» **Problem to solve**
Answer these questions using the news report on the equalization challenge below:
1. Which two officials told reporters they intend to file the constitutional challenge in the coming weeks?
2. According to the province's news release, how much would it have received in equalization payments in each of the last five years without the cap?
3. Which two provinces did Lecours point to as like-minded?

ST. JOHN’S, N.L. — The government of Newfoundland and Labrador says it plans to take Ottawa to court over the federal equalization program.

The province announced today that its constitutional challenge of the program will argue that the current program disadvantages Newfoundland and Labrador.

It says the formula used to determine which jurisdictions get equalization payments does not account for the high cost of providing services to the country’s most sparsely populated and most rapidly aging province.

The government also contests the cap imposed on equalization payments, since it is determined by factoring in 100 per cent of what Newfoundland and Labrador makes from its natural resources but does not consider costs borne by the province to develop them.

The province says in a news release that without the cap, it would have received between $450 million and $1.2 billion in equalization payments in each of the last five years instead of receiving nothing.

Finance Minister Siobhan Coady and Attorney General John Hogan told reporters today that they intend to file the constitutional challenge in court in the coming weeks.

André Lecours, a professor of political studies at the University of Ottawa, says the province’s challenge is unlikely to be successful, but it could prompt discussions with the federal government that lead to favourable change.

“I think the best strategy would be to get some kind of support from like-minded provinces,” Lecours said in an interview, pointing to Alberta and Saskatchewan, both of which have argued that revenue from natural resources should be excluded from the cap determination.

Lecours says the Canadian Constitution enshrines the federal government’s commitment to making equalization payments, which are aimed at allowing the provinces to provide comparable levels of services, such as health care, at comparable levels of taxation.

He says the terminology is very broad, which will make it difficult to contest in court.

» **Items**
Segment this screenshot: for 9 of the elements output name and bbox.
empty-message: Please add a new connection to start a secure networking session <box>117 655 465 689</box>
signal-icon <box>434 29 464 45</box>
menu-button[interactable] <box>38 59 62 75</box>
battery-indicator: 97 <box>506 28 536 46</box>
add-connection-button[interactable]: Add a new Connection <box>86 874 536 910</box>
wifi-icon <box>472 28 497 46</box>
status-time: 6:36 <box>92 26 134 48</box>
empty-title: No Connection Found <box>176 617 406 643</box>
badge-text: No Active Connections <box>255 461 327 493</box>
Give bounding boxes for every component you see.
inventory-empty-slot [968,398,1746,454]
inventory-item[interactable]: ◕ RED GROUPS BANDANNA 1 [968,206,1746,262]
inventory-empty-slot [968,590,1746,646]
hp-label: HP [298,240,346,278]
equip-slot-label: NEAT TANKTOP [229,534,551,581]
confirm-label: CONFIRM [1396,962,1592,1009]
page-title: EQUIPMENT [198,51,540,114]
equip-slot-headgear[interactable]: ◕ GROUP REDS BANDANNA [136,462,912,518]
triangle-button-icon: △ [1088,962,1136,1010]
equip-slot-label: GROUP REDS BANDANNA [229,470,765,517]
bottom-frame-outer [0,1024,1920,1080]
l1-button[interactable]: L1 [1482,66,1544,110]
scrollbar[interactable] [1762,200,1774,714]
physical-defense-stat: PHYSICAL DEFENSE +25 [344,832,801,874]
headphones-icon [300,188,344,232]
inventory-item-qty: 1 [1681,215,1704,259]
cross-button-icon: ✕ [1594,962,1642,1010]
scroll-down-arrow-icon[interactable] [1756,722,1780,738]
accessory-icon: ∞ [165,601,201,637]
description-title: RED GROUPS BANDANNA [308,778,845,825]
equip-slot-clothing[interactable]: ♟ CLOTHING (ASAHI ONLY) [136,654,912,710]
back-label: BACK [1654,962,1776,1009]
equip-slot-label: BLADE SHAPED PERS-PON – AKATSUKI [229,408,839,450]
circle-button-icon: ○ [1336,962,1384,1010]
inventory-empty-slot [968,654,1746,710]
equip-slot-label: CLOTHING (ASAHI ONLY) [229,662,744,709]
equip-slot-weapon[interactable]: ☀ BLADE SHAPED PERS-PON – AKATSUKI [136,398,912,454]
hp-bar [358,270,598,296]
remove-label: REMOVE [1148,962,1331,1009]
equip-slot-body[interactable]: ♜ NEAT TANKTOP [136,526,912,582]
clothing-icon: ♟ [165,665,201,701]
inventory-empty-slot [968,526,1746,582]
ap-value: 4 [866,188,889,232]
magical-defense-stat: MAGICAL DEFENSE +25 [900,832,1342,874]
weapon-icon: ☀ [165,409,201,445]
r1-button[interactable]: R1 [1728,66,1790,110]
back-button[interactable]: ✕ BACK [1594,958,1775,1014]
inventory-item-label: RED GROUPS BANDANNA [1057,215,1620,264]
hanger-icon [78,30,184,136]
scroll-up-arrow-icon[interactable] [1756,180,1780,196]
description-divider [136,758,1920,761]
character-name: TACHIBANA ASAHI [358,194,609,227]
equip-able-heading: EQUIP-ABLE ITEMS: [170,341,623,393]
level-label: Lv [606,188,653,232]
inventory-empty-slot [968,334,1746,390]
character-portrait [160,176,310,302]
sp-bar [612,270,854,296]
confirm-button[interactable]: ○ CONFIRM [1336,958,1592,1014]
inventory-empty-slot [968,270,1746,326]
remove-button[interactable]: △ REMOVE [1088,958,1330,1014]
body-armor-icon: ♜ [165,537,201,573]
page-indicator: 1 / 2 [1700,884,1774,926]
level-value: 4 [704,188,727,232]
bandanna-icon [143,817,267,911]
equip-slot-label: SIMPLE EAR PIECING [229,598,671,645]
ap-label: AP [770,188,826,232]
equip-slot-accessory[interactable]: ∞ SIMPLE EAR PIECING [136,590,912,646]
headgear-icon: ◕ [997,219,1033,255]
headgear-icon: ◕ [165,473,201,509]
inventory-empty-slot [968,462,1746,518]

...

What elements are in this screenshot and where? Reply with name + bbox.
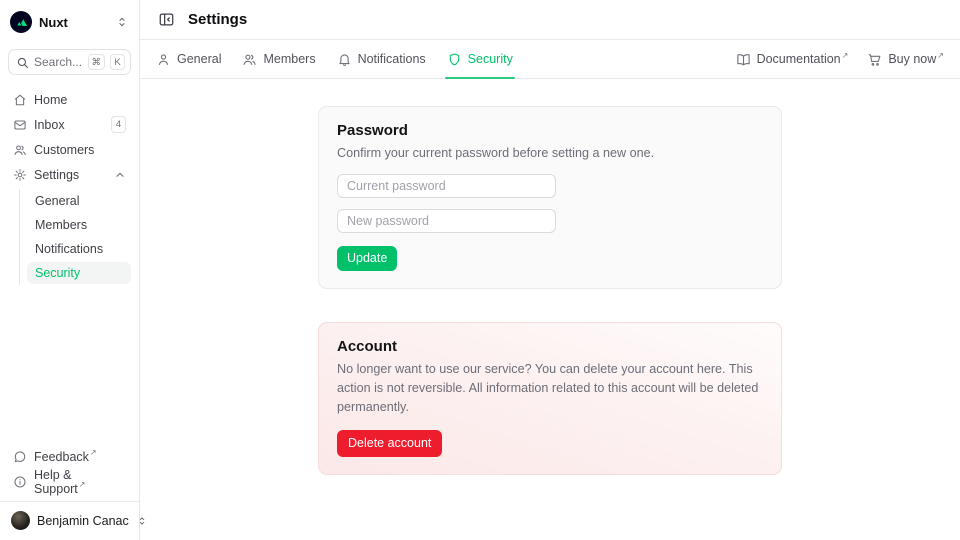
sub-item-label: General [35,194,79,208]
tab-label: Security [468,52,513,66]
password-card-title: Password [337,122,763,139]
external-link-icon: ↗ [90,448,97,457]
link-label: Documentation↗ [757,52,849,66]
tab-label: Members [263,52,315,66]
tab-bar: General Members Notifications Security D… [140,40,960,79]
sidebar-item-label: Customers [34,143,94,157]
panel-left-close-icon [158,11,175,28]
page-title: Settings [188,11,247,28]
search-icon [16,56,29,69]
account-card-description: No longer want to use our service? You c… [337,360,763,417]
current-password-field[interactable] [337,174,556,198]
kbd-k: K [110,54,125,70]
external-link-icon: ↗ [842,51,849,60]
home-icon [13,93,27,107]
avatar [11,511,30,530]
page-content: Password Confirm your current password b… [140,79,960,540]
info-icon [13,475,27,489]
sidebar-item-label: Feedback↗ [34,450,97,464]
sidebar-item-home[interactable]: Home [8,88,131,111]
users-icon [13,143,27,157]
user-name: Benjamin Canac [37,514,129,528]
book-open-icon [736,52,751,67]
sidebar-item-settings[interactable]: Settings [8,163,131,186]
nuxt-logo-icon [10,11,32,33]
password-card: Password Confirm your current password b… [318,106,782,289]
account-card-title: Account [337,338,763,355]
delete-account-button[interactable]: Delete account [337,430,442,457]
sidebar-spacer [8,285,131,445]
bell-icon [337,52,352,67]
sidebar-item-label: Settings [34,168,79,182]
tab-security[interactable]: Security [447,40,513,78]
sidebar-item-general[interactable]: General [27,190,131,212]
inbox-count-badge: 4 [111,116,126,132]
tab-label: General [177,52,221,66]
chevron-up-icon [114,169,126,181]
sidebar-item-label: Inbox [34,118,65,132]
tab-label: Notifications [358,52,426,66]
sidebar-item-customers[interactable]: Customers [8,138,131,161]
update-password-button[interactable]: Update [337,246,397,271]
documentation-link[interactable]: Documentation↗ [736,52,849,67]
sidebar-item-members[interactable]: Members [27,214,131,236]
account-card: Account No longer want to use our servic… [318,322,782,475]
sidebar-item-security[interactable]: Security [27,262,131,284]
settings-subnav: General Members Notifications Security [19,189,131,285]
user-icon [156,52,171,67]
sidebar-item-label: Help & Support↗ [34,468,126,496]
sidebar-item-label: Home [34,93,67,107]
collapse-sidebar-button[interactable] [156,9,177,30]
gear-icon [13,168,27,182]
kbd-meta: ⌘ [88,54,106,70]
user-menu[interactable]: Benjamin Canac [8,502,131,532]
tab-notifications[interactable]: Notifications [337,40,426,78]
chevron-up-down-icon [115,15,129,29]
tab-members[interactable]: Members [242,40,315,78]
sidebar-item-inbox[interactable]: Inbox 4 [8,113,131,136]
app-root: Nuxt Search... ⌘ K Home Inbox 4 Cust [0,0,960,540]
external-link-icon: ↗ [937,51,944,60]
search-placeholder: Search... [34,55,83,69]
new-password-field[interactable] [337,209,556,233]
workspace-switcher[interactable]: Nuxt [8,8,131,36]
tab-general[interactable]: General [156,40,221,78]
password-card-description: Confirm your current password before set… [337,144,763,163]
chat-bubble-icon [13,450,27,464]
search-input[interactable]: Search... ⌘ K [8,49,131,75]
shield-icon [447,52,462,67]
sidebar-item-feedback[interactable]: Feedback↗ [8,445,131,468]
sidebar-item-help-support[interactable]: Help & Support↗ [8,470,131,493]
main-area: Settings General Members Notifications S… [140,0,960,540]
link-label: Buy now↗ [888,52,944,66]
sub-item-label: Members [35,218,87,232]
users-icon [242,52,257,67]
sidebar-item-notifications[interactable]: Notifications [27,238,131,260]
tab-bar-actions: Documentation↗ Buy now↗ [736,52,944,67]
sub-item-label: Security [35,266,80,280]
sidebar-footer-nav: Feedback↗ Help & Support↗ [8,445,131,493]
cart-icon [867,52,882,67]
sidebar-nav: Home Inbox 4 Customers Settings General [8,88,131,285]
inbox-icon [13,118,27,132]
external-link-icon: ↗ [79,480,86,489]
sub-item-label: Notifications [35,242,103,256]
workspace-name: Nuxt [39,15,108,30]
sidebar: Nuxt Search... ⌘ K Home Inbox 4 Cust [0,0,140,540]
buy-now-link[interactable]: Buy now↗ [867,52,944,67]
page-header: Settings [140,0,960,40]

» **Expected answer**
1. Finance Minister Siobhan Coady and Attorney General John Hogan.
2. Between $450 million and $1.2 billion.
3. Alberta and Saskatchewan.